_WHAT IS ASKED_
Every line holding the string "this" should be gathered.

_SUPPLIED RECORDS_
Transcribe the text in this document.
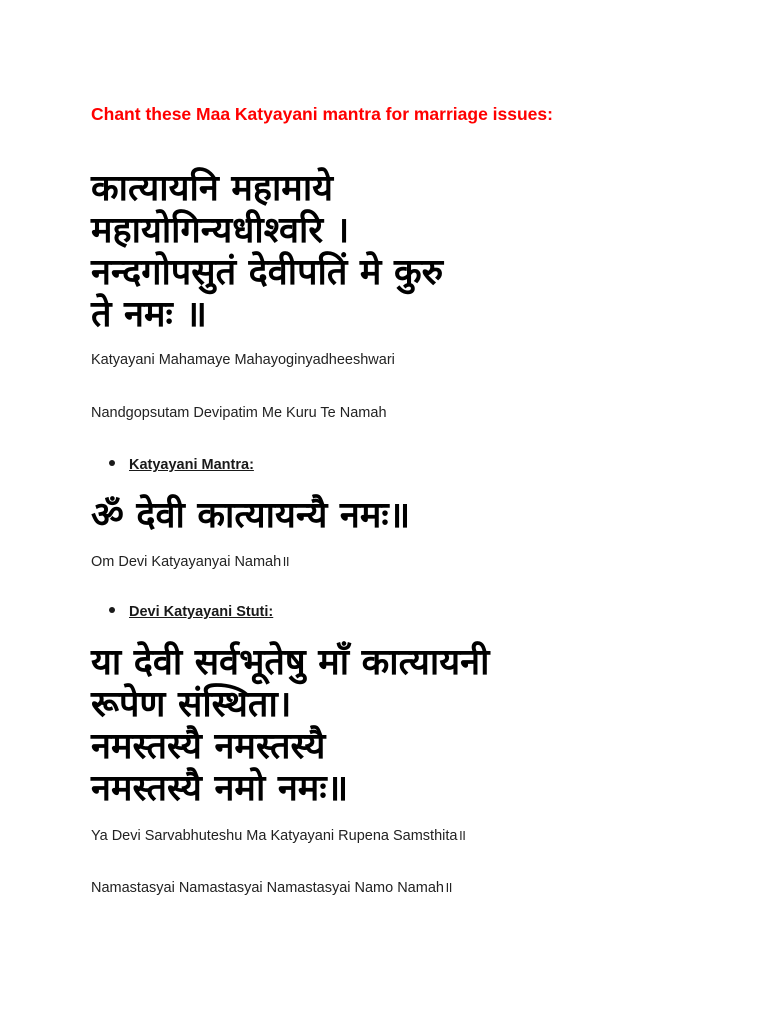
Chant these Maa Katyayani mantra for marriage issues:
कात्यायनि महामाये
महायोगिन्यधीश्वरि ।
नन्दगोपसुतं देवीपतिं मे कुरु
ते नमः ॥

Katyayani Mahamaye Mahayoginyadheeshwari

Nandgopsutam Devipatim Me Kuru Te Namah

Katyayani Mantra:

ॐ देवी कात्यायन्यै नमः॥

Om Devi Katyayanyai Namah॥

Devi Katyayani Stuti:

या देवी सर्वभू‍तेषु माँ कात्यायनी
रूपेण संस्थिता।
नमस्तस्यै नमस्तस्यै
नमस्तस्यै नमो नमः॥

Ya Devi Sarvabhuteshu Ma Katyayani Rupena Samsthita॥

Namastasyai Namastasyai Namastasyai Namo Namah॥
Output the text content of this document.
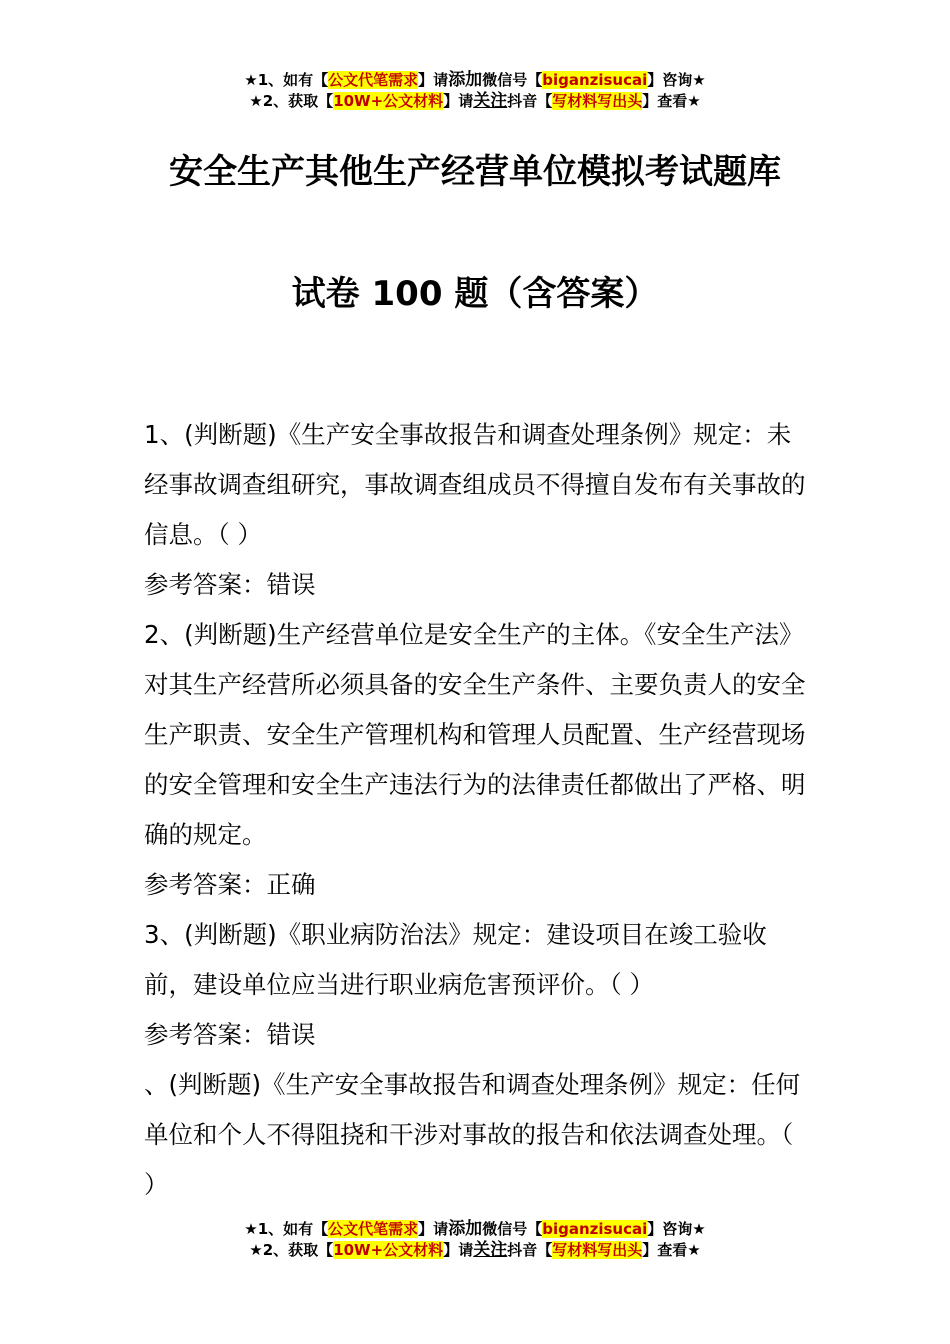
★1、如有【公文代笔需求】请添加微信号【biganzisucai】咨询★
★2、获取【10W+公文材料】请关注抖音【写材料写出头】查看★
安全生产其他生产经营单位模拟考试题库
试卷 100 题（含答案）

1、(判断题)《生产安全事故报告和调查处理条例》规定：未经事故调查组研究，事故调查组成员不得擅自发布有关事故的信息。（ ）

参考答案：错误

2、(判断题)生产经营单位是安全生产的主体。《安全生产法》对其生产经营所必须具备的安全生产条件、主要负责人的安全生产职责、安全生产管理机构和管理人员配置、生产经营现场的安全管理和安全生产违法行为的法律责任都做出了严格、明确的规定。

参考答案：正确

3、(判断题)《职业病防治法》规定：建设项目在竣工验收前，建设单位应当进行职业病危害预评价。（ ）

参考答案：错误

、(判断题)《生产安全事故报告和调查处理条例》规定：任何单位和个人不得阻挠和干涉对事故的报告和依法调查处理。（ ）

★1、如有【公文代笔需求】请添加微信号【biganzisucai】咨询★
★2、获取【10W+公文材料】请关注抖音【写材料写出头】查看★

---

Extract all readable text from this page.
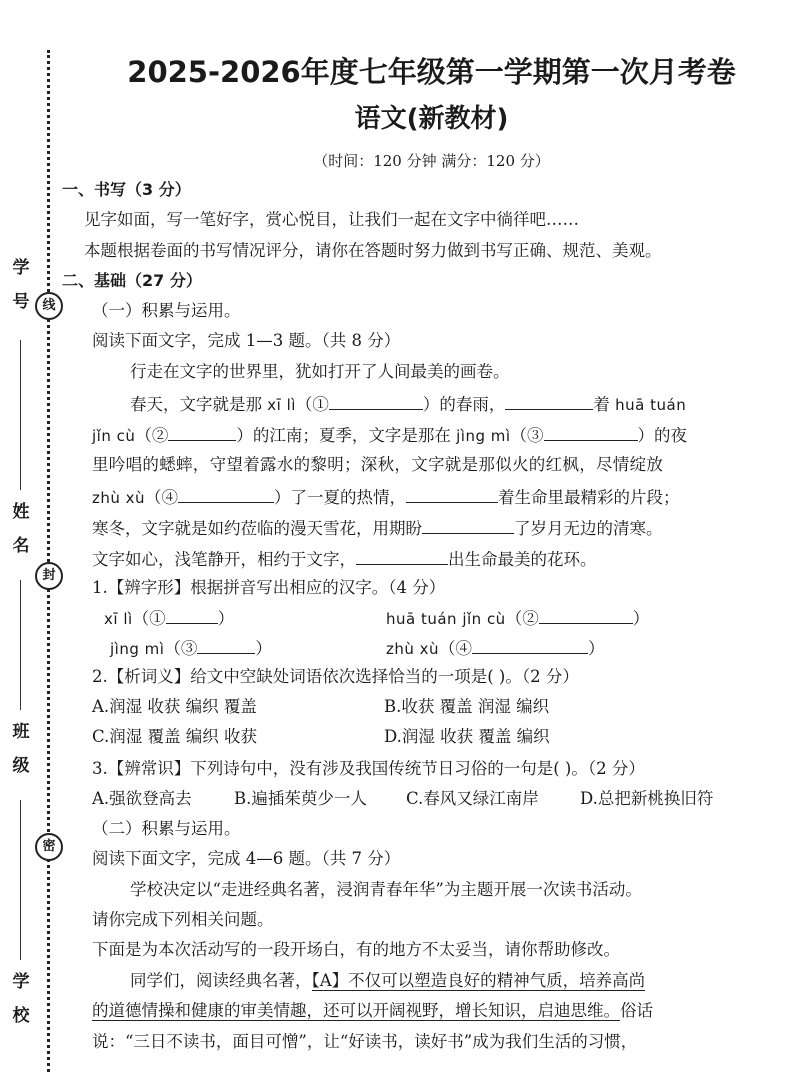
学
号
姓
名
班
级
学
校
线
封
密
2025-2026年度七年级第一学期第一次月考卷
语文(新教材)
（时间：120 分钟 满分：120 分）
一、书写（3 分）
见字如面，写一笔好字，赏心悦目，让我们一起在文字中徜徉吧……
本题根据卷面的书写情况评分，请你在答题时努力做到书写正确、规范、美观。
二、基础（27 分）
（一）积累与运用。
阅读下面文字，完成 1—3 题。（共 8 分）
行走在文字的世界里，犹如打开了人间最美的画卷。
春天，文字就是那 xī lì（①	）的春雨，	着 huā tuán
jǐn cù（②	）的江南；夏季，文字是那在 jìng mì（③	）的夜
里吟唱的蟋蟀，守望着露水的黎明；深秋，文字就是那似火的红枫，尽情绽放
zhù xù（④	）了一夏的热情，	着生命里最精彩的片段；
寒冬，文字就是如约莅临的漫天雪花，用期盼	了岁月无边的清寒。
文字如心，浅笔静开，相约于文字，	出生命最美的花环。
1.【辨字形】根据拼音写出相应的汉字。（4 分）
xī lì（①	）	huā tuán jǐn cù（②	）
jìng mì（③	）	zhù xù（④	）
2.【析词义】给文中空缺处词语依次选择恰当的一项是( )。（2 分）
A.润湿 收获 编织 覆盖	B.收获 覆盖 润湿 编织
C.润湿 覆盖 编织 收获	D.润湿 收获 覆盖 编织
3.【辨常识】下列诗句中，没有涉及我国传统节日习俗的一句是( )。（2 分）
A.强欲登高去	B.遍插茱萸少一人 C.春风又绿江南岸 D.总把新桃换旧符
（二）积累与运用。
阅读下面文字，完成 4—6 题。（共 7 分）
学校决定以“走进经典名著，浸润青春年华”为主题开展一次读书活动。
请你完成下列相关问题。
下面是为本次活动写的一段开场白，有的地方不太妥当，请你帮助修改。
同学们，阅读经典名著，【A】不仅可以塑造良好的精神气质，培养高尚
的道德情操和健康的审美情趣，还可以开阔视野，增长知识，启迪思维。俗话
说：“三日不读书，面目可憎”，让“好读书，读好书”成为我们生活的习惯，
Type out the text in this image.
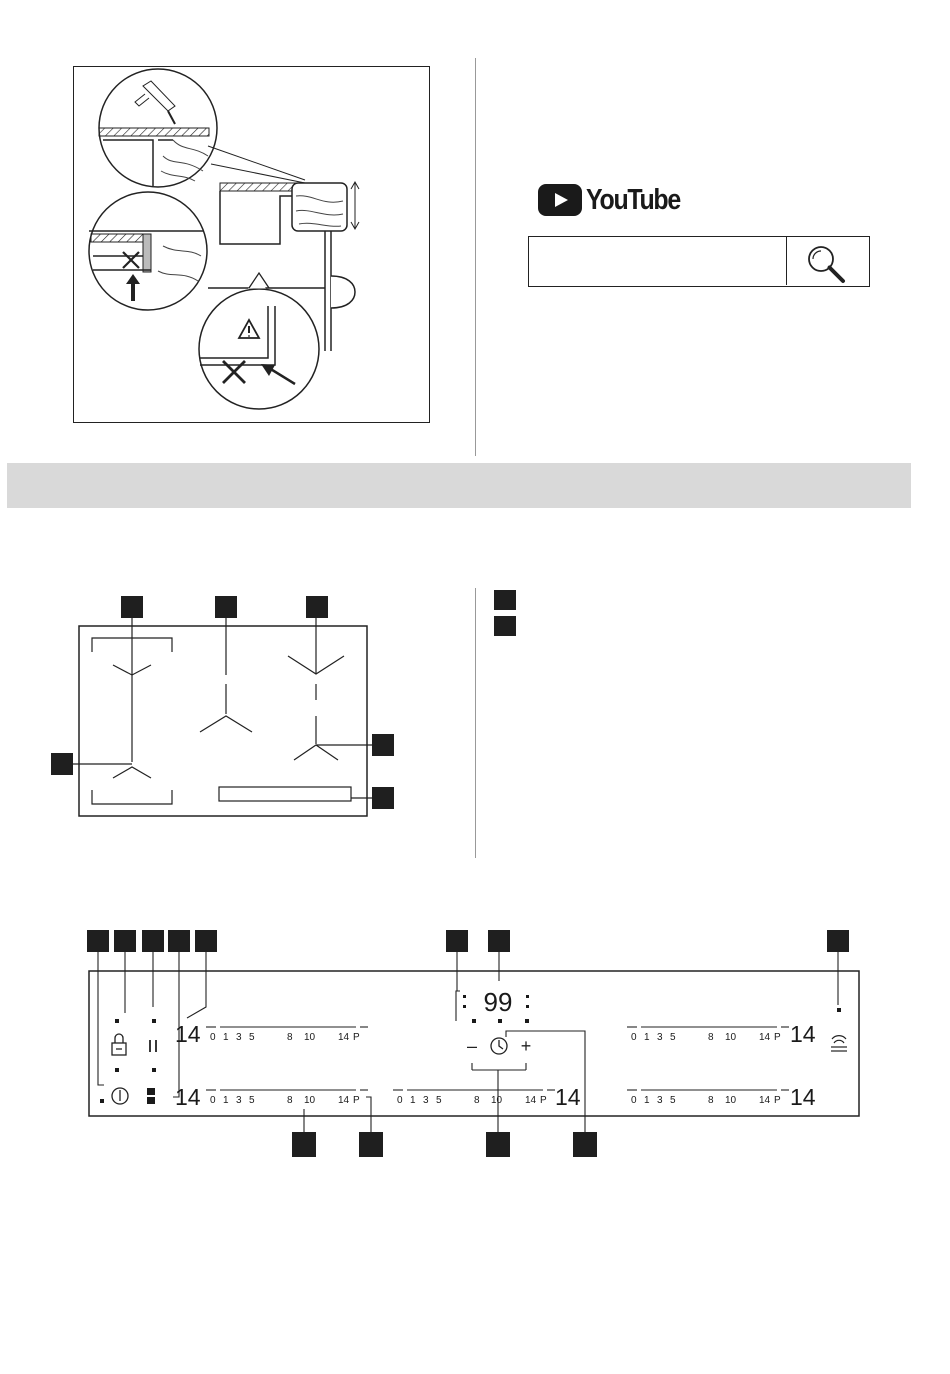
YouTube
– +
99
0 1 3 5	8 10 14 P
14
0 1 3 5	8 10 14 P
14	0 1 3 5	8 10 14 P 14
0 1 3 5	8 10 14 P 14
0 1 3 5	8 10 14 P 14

==

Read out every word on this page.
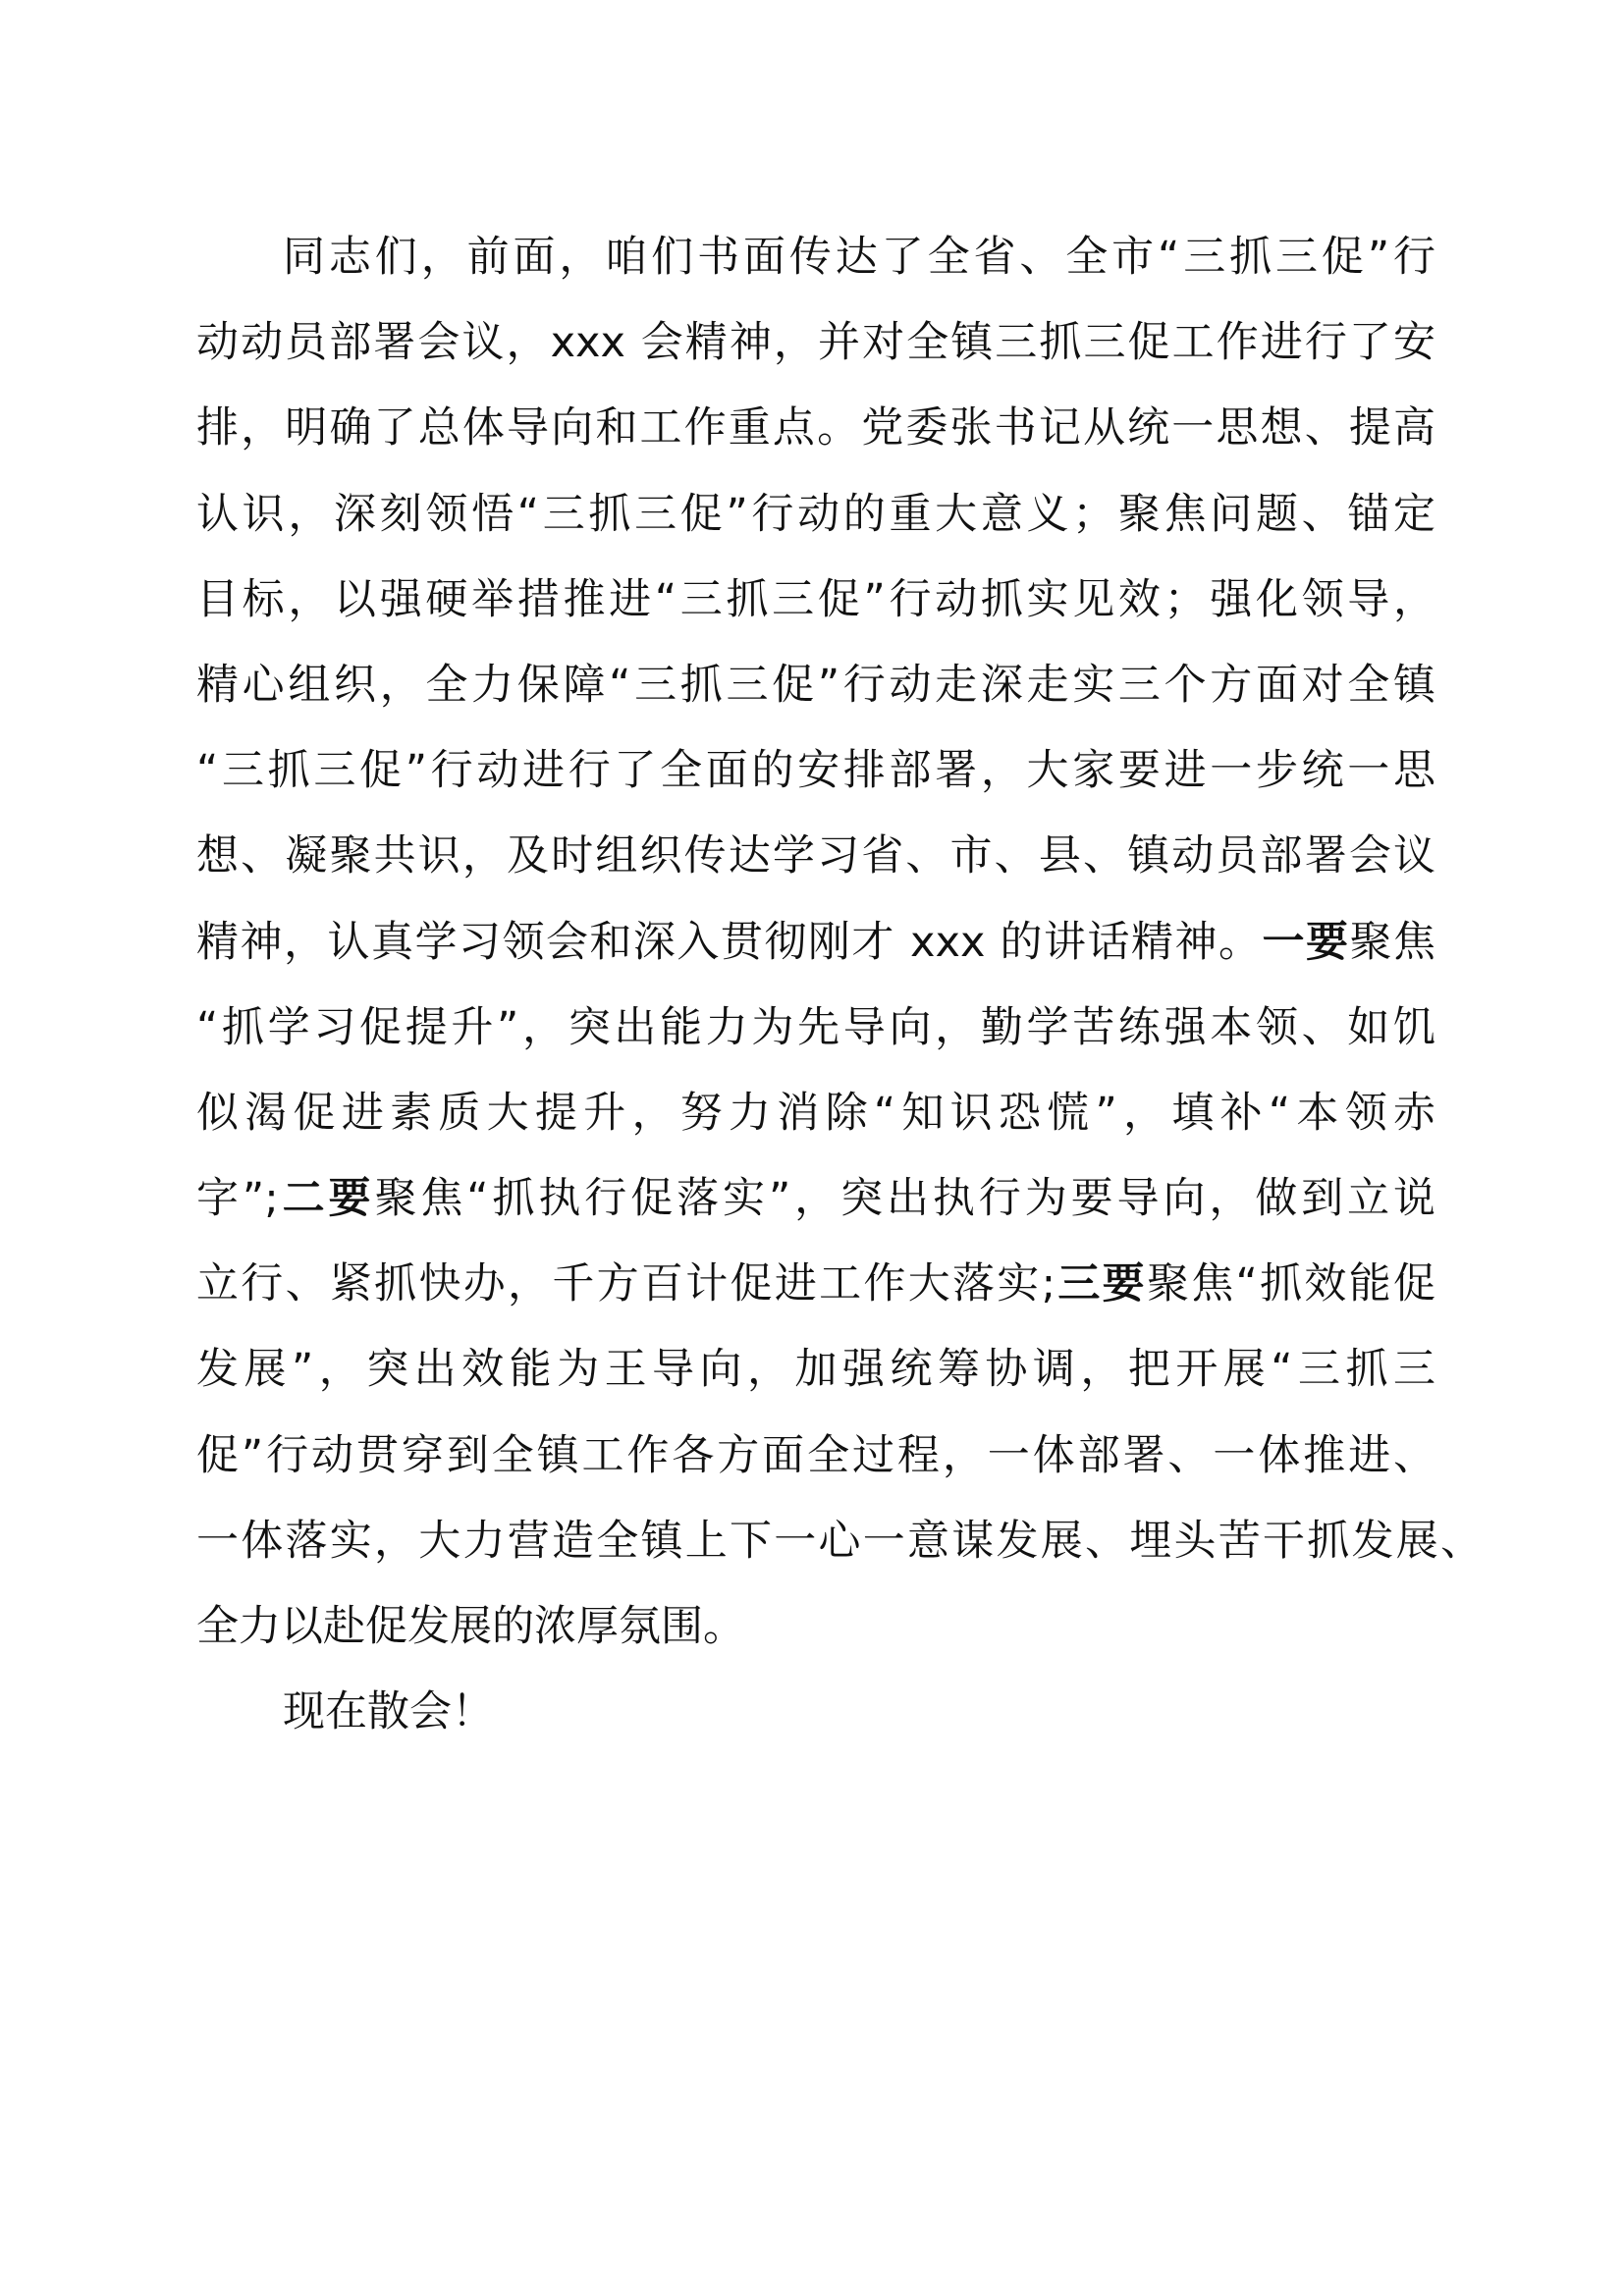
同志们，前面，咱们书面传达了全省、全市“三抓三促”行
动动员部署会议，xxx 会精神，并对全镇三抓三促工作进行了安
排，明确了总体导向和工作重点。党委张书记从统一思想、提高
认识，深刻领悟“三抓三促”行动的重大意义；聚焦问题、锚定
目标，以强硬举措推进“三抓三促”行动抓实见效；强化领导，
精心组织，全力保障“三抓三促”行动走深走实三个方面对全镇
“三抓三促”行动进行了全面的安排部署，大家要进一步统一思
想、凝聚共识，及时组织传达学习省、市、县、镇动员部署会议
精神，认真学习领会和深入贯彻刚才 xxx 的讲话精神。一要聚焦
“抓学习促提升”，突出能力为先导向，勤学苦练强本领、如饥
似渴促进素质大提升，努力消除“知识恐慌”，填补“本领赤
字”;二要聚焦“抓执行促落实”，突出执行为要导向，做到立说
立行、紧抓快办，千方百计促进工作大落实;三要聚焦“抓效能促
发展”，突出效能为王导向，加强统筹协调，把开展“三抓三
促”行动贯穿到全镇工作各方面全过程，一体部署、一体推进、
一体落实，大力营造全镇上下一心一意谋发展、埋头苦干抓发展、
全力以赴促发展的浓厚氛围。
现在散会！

_ANSWER TO THE EXERCISE_
Transcribe the text in this document.
Output the text content of this document.
Extract all readable text from this page.
Type out the text in this image.
Read out every word on this page.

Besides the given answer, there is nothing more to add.